** Records to use **
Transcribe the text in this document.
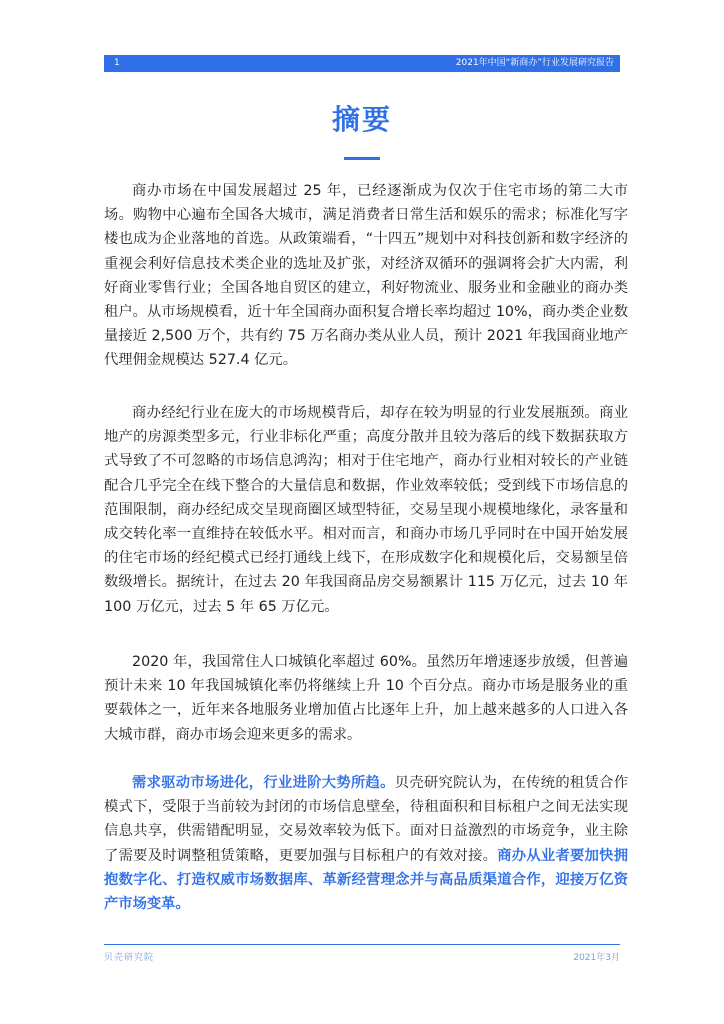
1	2021年中国“新商办”行业发展研究报告
摘要

商办市场在中国发展超过 25 年，已经逐渐成为仅次于住宅市场的第二大市场。购物中心遍布全国各大城市，满足消费者日常生活和娱乐的需求；标准化写字楼也成为企业落地的首选。从政策端看，“十四五”规划中对科技创新和数字经济的重视会利好信息技术类企业的选址及扩张，对经济双循环的强调将会扩大内需，利好商业零售行业；全国各地自贸区的建立，利好物流业、服务业和金融业的商办类租户。从市场规模看，近十年全国商办面积复合增长率均超过 10%，商办类企业数量接近 2,500 万个，共有约 75 万名商办类从业人员，预计 2021 年我国商业地产代理佣金规模达 527.4 亿元。

商办经纪行业在庞大的市场规模背后，却存在较为明显的行业发展瓶颈。商业地产的房源类型多元，行业非标化严重；高度分散并且较为落后的线下数据获取方式导致了不可忽略的市场信息鸿沟；相对于住宅地产，商办行业相对较长的产业链配合几乎完全在线下整合的大量信息和数据，作业效率较低；受到线下市场信息的范围限制，商办经纪成交呈现商圈区域型特征，交易呈现小规模地缘化，录客量和成交转化率一直维持在较低水平。相对而言，和商办市场几乎同时在中国开始发展的住宅市场的经纪模式已经打通线上线下，在形成数字化和规模化后，交易额呈倍数级增长。据统计，在过去 20 年我国商品房交易额累计 115 万亿元，过去 10 年 100 万亿元，过去 5 年 65 万亿元。

2020 年，我国常住人口城镇化率超过 60%。虽然历年增速逐步放缓，但普遍预计未来 10 年我国城镇化率仍将继续上升 10 个百分点。商办市场是服务业的重要载体之一，近年来各地服务业增加值占比逐年上升，加上越来越多的人口进入各大城市群，商办市场会迎来更多的需求。

需求驱动市场进化，行业进阶大势所趋。贝壳研究院认为，在传统的租赁合作模式下，受限于当前较为封闭的市场信息壁垒，待租面积和目标租户之间无法实现信息共享，供需错配明显，交易效率较为低下。面对日益激烈的市场竞争，业主除了需要及时调整租赁策略，更要加强与目标租户的有效对接。商办从业者要加快拥抱数字化、打造权威市场数据库、革新经营理念并与高品质渠道合作，迎接万亿资产市场变革。

贝壳研究院	2021年3月
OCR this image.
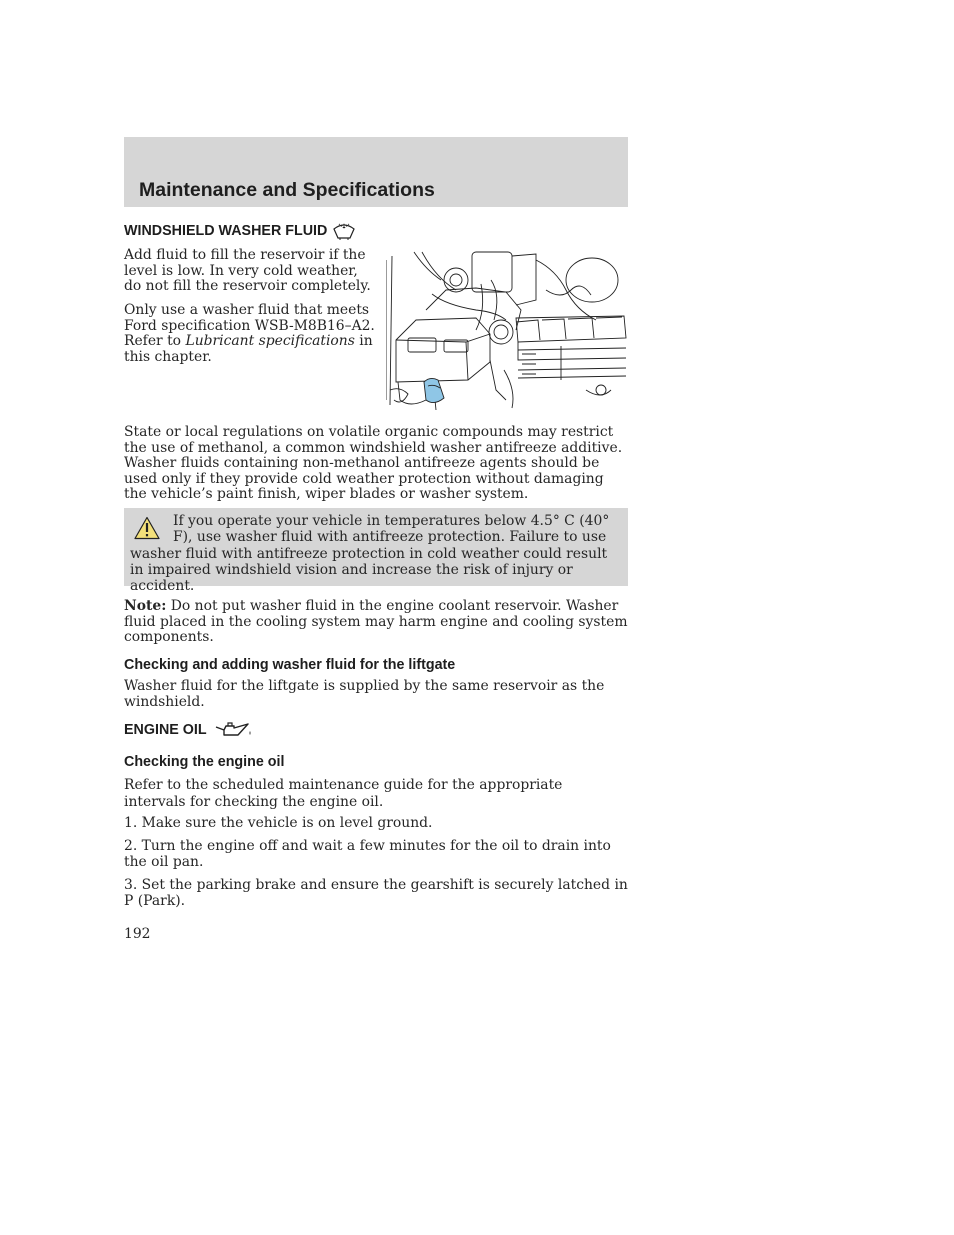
Maintenance and Specifications
WINDSHIELD WASHER FLUID

Add fluid to fill the reservoir if the level is low. In very cold weather, do not fill the reservoir completely.

Only use a washer fluid that meets Ford specification WSB-M8B16–A2. Refer to Lubricant specifications in this chapter.

State or local regulations on volatile organic compounds may restrict the use of methanol, a common windshield washer antifreeze additive. Washer fluids containing non-methanol antifreeze agents should be used only if they provide cold weather protection without damaging the vehicle’s paint finish, wiper blades or washer system.

If you operate your vehicle in temperatures below 4.5° C (40° F), use washer fluid with antifreeze protection. Failure to use washer fluid with antifreeze protection in cold weather could result in impaired windshield vision and increase the risk of injury or accident.

Note: Do not put washer fluid in the engine coolant reservoir. Washer fluid placed in the cooling system may harm engine and cooling system components.

Checking and adding washer fluid for the liftgate

Washer fluid for the liftgate is supplied by the same reservoir as the windshield.

ENGINE OIL
Checking the engine oil

Refer to the scheduled maintenance guide for the appropriate intervals for checking the engine oil.

1. Make sure the vehicle is on level ground.

2. Turn the engine off and wait a few minutes for the oil to drain into the oil pan.

3. Set the parking brake and ensure the gearshift is securely latched in P (Park).

192
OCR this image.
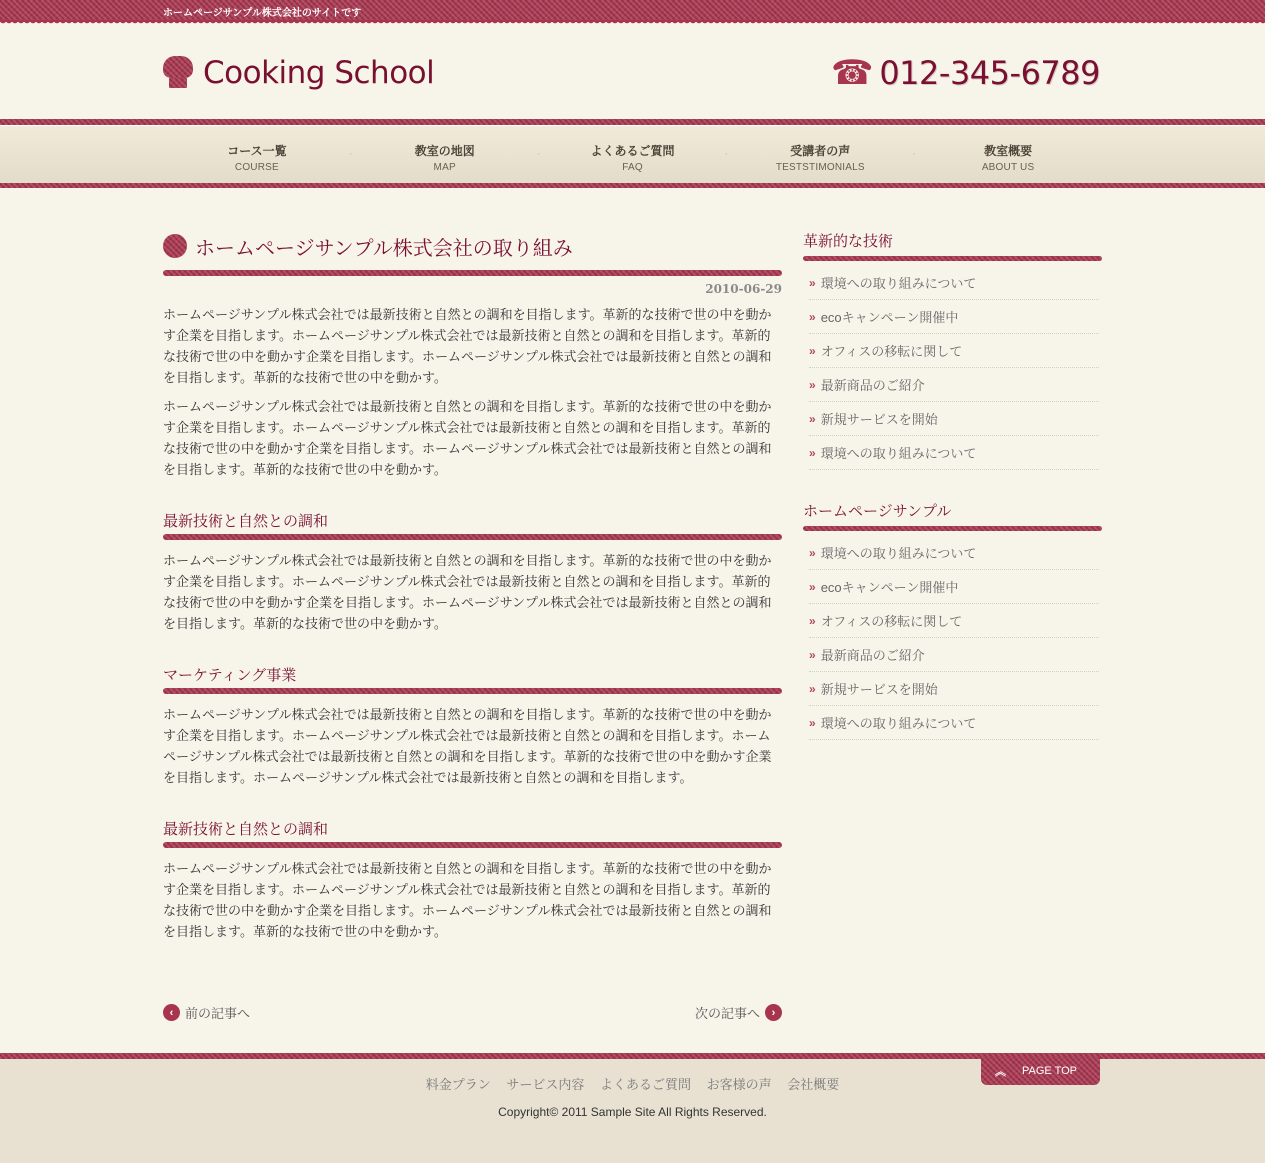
ホームページサンプル株式会社のサイトです
Cooking School	☎ 012-345-6789
コース一覧
COURSE
· 教室の地図
MAP
· よくあるご質問
FAQ
· 受講者の声
TESTSTIMONIALS
· 教室概要
ABOUT US
ホームページサンプル株式会社の取り組み
2010-06-29

ホームページサンプル株式会社では最新技術と自然との調和を目指します。革新的な技術で世の中を動かす企業を目指します。ホームページサンプル株式会社では最新技術と自然との調和を目指します。革新的な技術で世の中を動かす企業を目指します。ホームページサンプル株式会社では最新技術と自然との調和を目指します。革新的な技術で世の中を動かす。

ホームページサンプル株式会社では最新技術と自然との調和を目指します。革新的な技術で世の中を動かす企業を目指します。ホームページサンプル株式会社では最新技術と自然との調和を目指します。革新的な技術で世の中を動かす企業を目指します。ホームページサンプル株式会社では最新技術と自然との調和を目指します。革新的な技術で世の中を動かす。

最新技術と自然との調和

ホームページサンプル株式会社では最新技術と自然との調和を目指します。革新的な技術で世の中を動かす企業を目指します。ホームページサンプル株式会社では最新技術と自然との調和を目指します。革新的な技術で世の中を動かす企業を目指します。ホームページサンプル株式会社では最新技術と自然との調和を目指します。革新的な技術で世の中を動かす。

マーケティング事業

ホームページサンプル株式会社では最新技術と自然との調和を目指します。革新的な技術で世の中を動かす企業を目指します。ホームページサンプル株式会社では最新技術と自然との調和を目指します。ホームページサンプル株式会社では最新技術と自然との調和を目指します。革新的な技術で世の中を動かす企業を目指します。ホームページサンプル株式会社では最新技術と自然との調和を目指します。

最新技術と自然との調和

ホームページサンプル株式会社では最新技術と自然との調和を目指します。革新的な技術で世の中を動かす企業を目指します。ホームページサンプル株式会社では最新技術と自然との調和を目指します。革新的な技術で世の中を動かす企業を目指します。ホームページサンプル株式会社では最新技術と自然との調和を目指します。革新的な技術で世の中を動かす。

‹ 前の記事へ	次の記事へ	›
革新的な技術
» 環境への取り組みについて
» ecoキャンペーン開催中
» オフィスの移転に関して
» 最新商品のご紹介
» 新規サービスを開始
» 環境への取り組みについて
ホームページサンプル
» 環境への取り組みについて
» ecoキャンペーン開催中
» オフィスの移転に関して
» 最新商品のご紹介
» 新規サービスを開始
» 環境への取り組みについて
料金プラン サービス内容 よくあるご質問 お客様の声 会社概要
Copyright© 2011 Sample Site All Rights Reserved.
︽ PAGE TOP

** Task to carry out **
Considering only the records above, state the number of lines that include the word "liftgate", with nothing added.

** Output for this exercise **
2